* Problem description
Each line containing the word "text" must be collected.

━━ Exercise data

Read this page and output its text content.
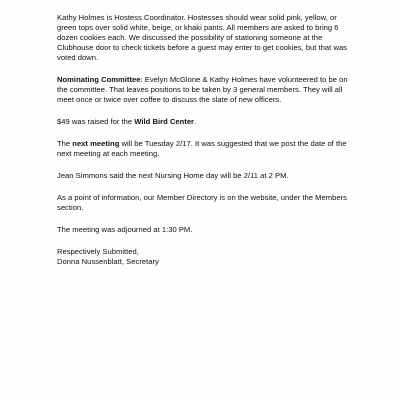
Kathy Holmes is Hostess Coordinator. Hostesses should wear solid pink, yellow, or green tops over solid white, beige, or khaki pants. All members are asked to bring 6 dozen cookies each. We discussed the possibility of stationing someone at the Clubhouse door to check tickets before a guest may enter to get cookies, but that was voted down.

Nominating Committee: Evelyn McGlone & Kathy Holmes have volunteered to be on the committee. That leaves positions to be taken by 3 general members. They will all meet once or twice over coffee to discuss the slate of new officers.

$49 was raised for the Wild Bird Center.

The next meeting will be Tuesday 2/17. It was suggested that we post the date of the next meeting at each meeting.

Jean Simmons said the next Nursing Home day will be 2/11 at 2 PM.

As a point of information, our Member Directory is on the website, under the Members section.

The meeting was adjourned at 1:30 PM.

Respectively Submitted,

Donna Nussenblatt, Secretary
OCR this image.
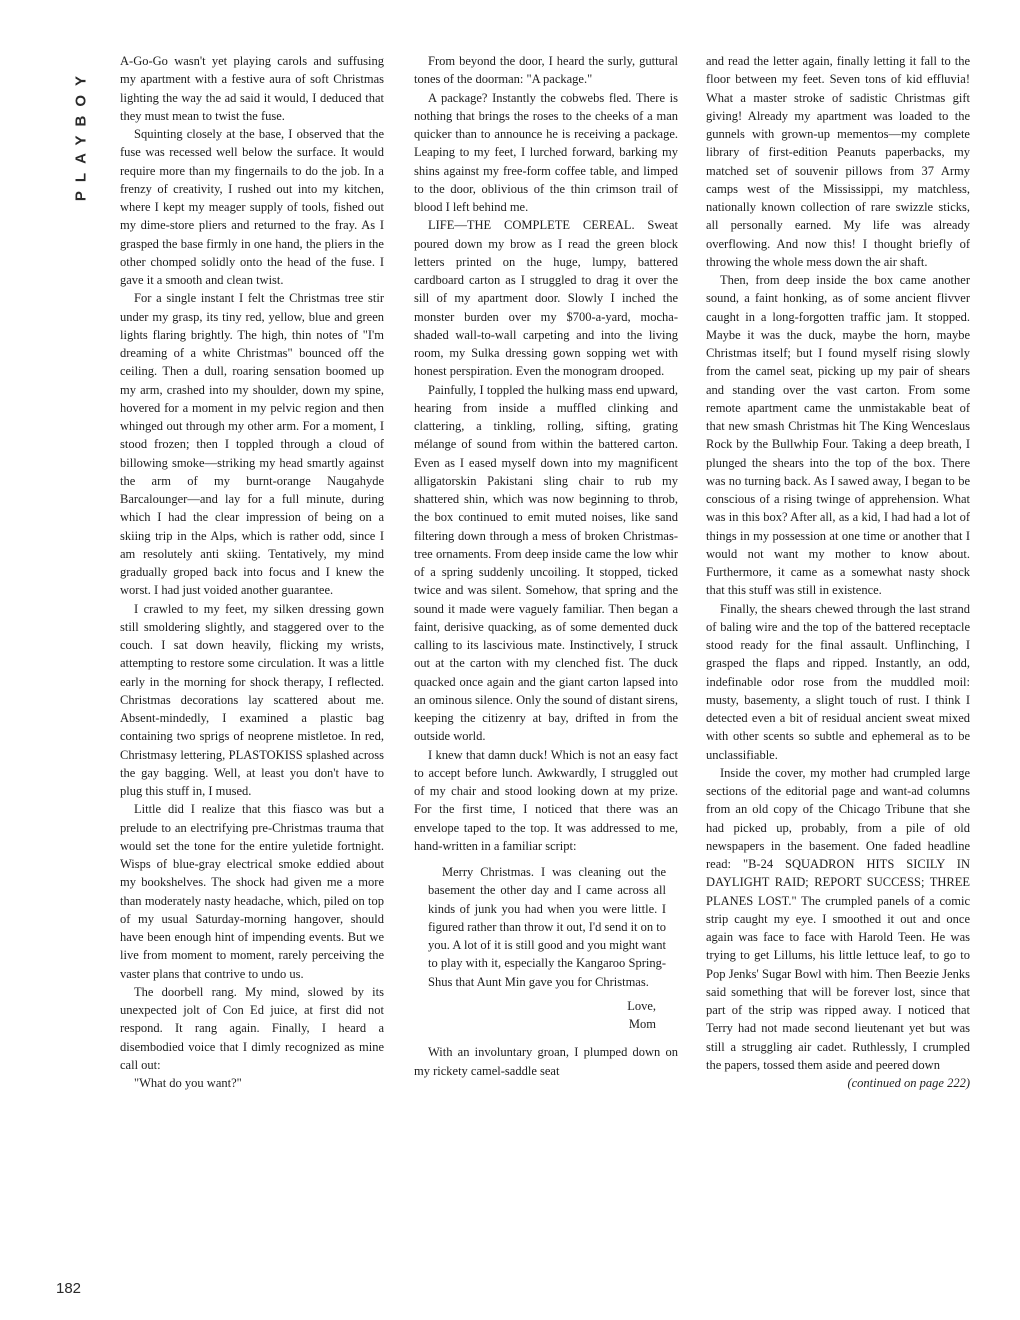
PLAYBOY

A-Go-Go wasn't yet playing carols and suffusing my apartment with a festive aura of soft Christmas lighting the way the ad said it would, I deduced that they must mean to twist the fuse.

Squinting closely at the base, I observed that the fuse was recessed well below the surface. It would require more than my fingernails to do the job. In a frenzy of creativity, I rushed out into my kitchen, where I kept my meager supply of tools, fished out my dime-store pliers and returned to the fray. As I grasped the base firmly in one hand, the pliers in the other chomped solidly onto the head of the fuse. I gave it a smooth and clean twist.

For a single instant I felt the Christmas tree stir under my grasp, its tiny red, yellow, blue and green lights flaring brightly. The high, thin notes of "I'm dreaming of a white Christmas" bounced off the ceiling. Then a dull, roaring sensation boomed up my arm, crashed into my shoulder, down my spine, hovered for a moment in my pelvic region and then whinged out through my other arm. For a moment, I stood frozen; then I toppled through a cloud of billowing smoke—striking my head smartly against the arm of my burnt-orange Naugahyde Barcalounger—and lay for a full minute, during which I had the clear impression of being on a skiing trip in the Alps, which is rather odd, since I am resolutely anti skiing. Tentatively, my mind gradually groped back into focus and I knew the worst. I had just voided another guarantee.

I crawled to my feet, my silken dressing gown still smoldering slightly, and staggered over to the couch. I sat down heavily, flicking my wrists, attempting to restore some circulation. It was a little early in the morning for shock therapy, I reflected. Christmas decorations lay scattered about me. Absent-mindedly, I examined a plastic bag containing two sprigs of neoprene mistletoe. In red, Christmasy lettering, PLASTOKISS splashed across the gay bagging. Well, at least you don't have to plug this stuff in, I mused.

Little did I realize that this fiasco was but a prelude to an electrifying pre-Christmas trauma that would set the tone for the entire yuletide fortnight. Wisps of blue-gray electrical smoke eddied about my bookshelves. The shock had given me a more than moderately nasty headache, which, piled on top of my usual Saturday-morning hangover, should have been enough hint of impending events. But we live from moment to moment, rarely perceiving the vaster plans that contrive to undo us.

The doorbell rang. My mind, slowed by its unexpected jolt of Con Ed juice, at first did not respond. It rang again. Finally, I heard a disembodied voice that I dimly recognized as mine call out:

"What do you want?"

From beyond the door, I heard the surly, guttural tones of the doorman: "A package."

A package? Instantly the cobwebs fled. There is nothing that brings the roses to the cheeks of a man quicker than to announce he is receiving a package. Leaping to my feet, I lurched forward, barking my shins against my free-form coffee table, and limped to the door, oblivious of the thin crimson trail of blood I left behind me.

LIFE—THE COMPLETE CEREAL. Sweat poured down my brow as I read the green block letters printed on the huge, lumpy, battered cardboard carton as I struggled to drag it over the sill of my apartment door. Slowly I inched the monster burden over my $700-a-yard, mocha-shaded wall-to-wall carpeting and into the living room, my Sulka dressing gown sopping wet with honest perspiration. Even the monogram drooped.

Painfully, I toppled the hulking mass end upward, hearing from inside a muffled clinking and clattering, a tinkling, rolling, sifting, grating mélange of sound from within the battered carton. Even as I eased myself down into my magnificent alligatorskin Pakistani sling chair to rub my shattered shin, which was now beginning to throb, the box continued to emit muted noises, like sand filtering down through a mess of broken Christmas-tree ornaments. From deep inside came the low whir of a spring suddenly uncoiling. It stopped, ticked twice and was silent. Somehow, that spring and the sound it made were vaguely familiar. Then began a faint, derisive quacking, as of some demented duck calling to its lascivious mate. Instinctively, I struck out at the carton with my clenched fist. The duck quacked once again and the giant carton lapsed into an ominous silence. Only the sound of distant sirens, keeping the citizenry at bay, drifted in from the outside world.

I knew that damn duck! Which is not an easy fact to accept before lunch. Awkwardly, I struggled out of my chair and stood looking down at my prize. For the first time, I noticed that there was an envelope taped to the top. It was addressed to me, hand-written in a familiar script:

Merry Christmas. I was cleaning out the basement the other day and I came across all kinds of junk you had when you were little. I figured rather than throw it out, I'd send it on to you. A lot of it is still good and you might want to play with it, especially the Kangaroo Spring-Shus that Aunt Min gave you for Christmas.

Love,
Mom

With an involuntary groan, I plumped down on my rickety camel-saddle seat

and read the letter again, finally letting it fall to the floor between my feet. Seven tons of kid effluvia! What a master stroke of sadistic Christmas gift giving! Already my apartment was loaded to the gunnels with grown-up mementos—my complete library of first-edition Peanuts paperbacks, my matched set of souvenir pillows from 37 Army camps west of the Mississippi, my matchless, nationally known collection of rare swizzle sticks, all personally earned. My life was already overflowing. And now this! I thought briefly of throwing the whole mess down the air shaft.

Then, from deep inside the box came another sound, a faint honking, as of some ancient flivver caught in a long-forgotten traffic jam. It stopped. Maybe it was the duck, maybe the horn, maybe Christmas itself; but I found myself rising slowly from the camel seat, picking up my pair of shears and standing over the vast carton. From some remote apartment came the unmistakable beat of that new smash Christmas hit The King Wenceslaus Rock by the Bullwhip Four. Taking a deep breath, I plunged the shears into the top of the box. There was no turning back. As I sawed away, I began to be conscious of a rising twinge of apprehension. What was in this box? After all, as a kid, I had had a lot of things in my possession at one time or another that I would not want my mother to know about. Furthermore, it came as a somewhat nasty shock that this stuff was still in existence.

Finally, the shears chewed through the last strand of baling wire and the top of the battered receptacle stood ready for the final assault. Unflinching, I grasped the flaps and ripped. Instantly, an odd, indefinable odor rose from the muddled moil: musty, basementy, a slight touch of rust. I think I detected even a bit of residual ancient sweat mixed with other scents so subtle and ephemeral as to be unclassifiable.

Inside the cover, my mother had crumpled large sections of the editorial page and want-ad columns from an old copy of the Chicago Tribune that she had picked up, probably, from a pile of old newspapers in the basement. One faded headline read: "B-24 SQUADRON HITS SICILY IN DAYLIGHT RAID; REPORT SUCCESS; THREE PLANES LOST." The crumpled panels of a comic strip caught my eye. I smoothed it out and once again was face to face with Harold Teen. He was trying to get Lillums, his little lettuce leaf, to go to Pop Jenks' Sugar Bowl with him. Then Beezie Jenks said something that will be forever lost, since that part of the strip was ripped away. I noticed that Terry had not made second lieutenant yet but was still a struggling air cadet. Ruthlessly, I crumpled the papers, tossed them aside and peered down

(continued on page 222)

182
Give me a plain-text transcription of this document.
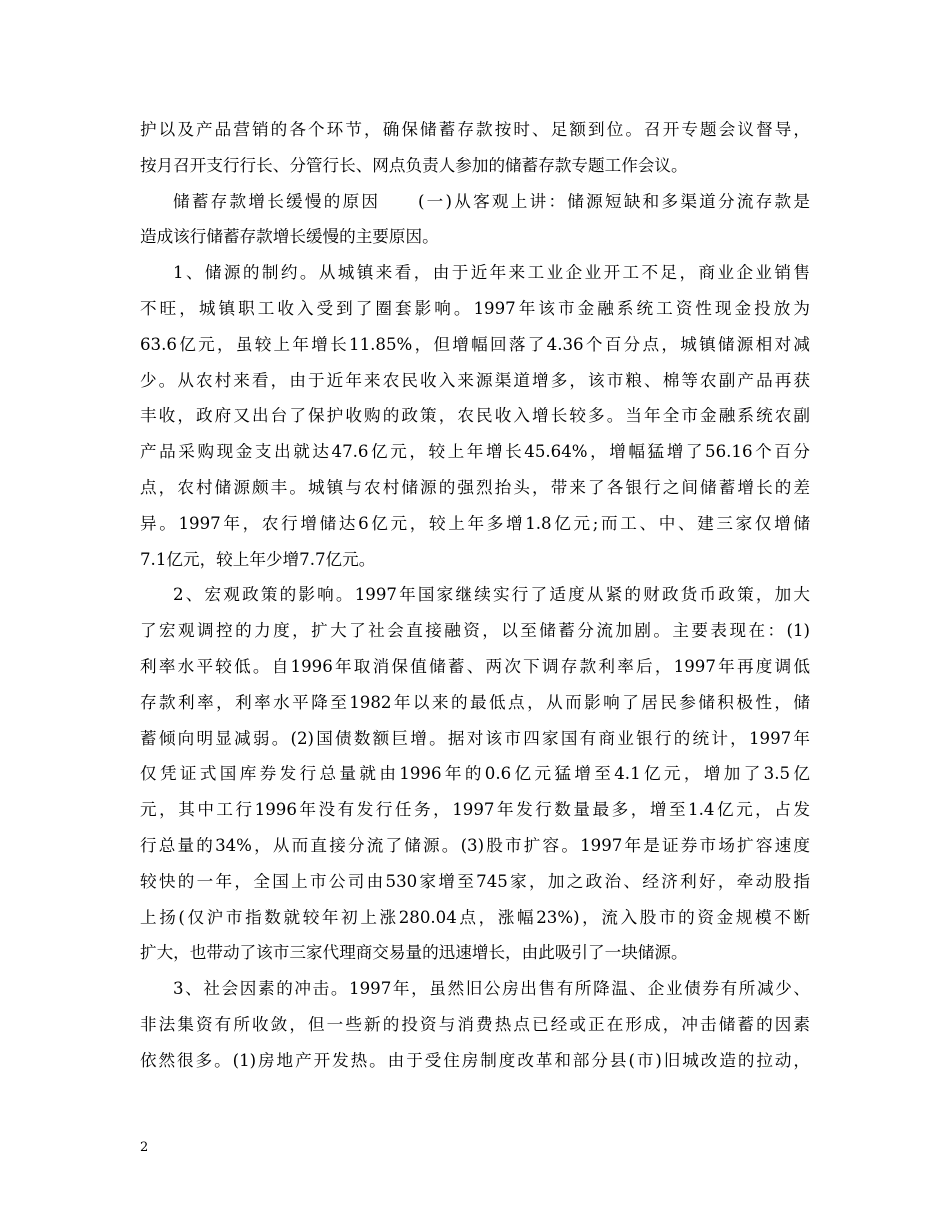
护以及产品营销的各个环节，确保储蓄存款按时、足额到位。召开专题会议督导，
按月召开支行行长、分管行长、网点负责人参加的储蓄存款专题工作会议。
储蓄存款增长缓慢的原因　　(一)从客观上讲：储源短缺和多渠道分流存款是
造成该行储蓄存款增长缓慢的主要原因。
1、储源的制约。从城镇来看，由于近年来工业企业开工不足，商业企业销售
不旺，城镇职工收入受到了圈套影响。1997年该市金融系统工资性现金投放为
63.6亿元，虽较上年增长11.85%，但增幅回落了4.36个百分点，城镇储源相对减
少。从农村来看，由于近年来农民收入来源渠道增多，该市粮、棉等农副产品再获
丰收，政府又出台了保护收购的政策，农民收入增长较多。当年全市金融系统农副
产品采购现金支出就达47.6亿元，较上年增长45.64%，增幅猛增了56.16个百分
点，农村储源颇丰。城镇与农村储源的强烈抬头，带来了各银行之间储蓄增长的差
异。1997年，农行增储达6亿元，较上年多增1.8亿元;而工、中、建三家仅增储
7.1亿元，较上年少增7.7亿元。
2、宏观政策的影响。1997年国家继续实行了适度从紧的财政货币政策，加大
了宏观调控的力度，扩大了社会直接融资，以至储蓄分流加剧。主要表现在：(1)
利率水平较低。自1996年取消保值储蓄、两次下调存款利率后，1997年再度调低
存款利率，利率水平降至1982年以来的最低点，从而影响了居民参储积极性，储
蓄倾向明显减弱。(2)国债数额巨增。据对该市四家国有商业银行的统计，1997年
仅凭证式国库券发行总量就由1996年的0.6亿元猛增至4.1亿元，增加了3.5亿
元，其中工行1996年没有发行任务，1997年发行数量最多，增至1.4亿元，占发
行总量的34%，从而直接分流了储源。(3)股市扩容。1997年是证券市场扩容速度
较快的一年，全国上市公司由530家增至745家，加之政治、经济利好，牵动股指
上扬(仅沪市指数就较年初上涨280.04点，涨幅23%)，流入股市的资金规模不断
扩大，也带动了该市三家代理商交易量的迅速增长，由此吸引了一块储源。
3、社会因素的冲击。1997年，虽然旧公房出售有所降温、企业债券有所减少、
非法集资有所收敛，但一些新的投资与消费热点已经或正在形成，冲击储蓄的因素
依然很多。(1)房地产开发热。由于受住房制度改革和部分县(市)旧城改造的拉动，
2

━━━━

* Task solution
Read this page and output its text content.
Give me a plain-text transcription of this document.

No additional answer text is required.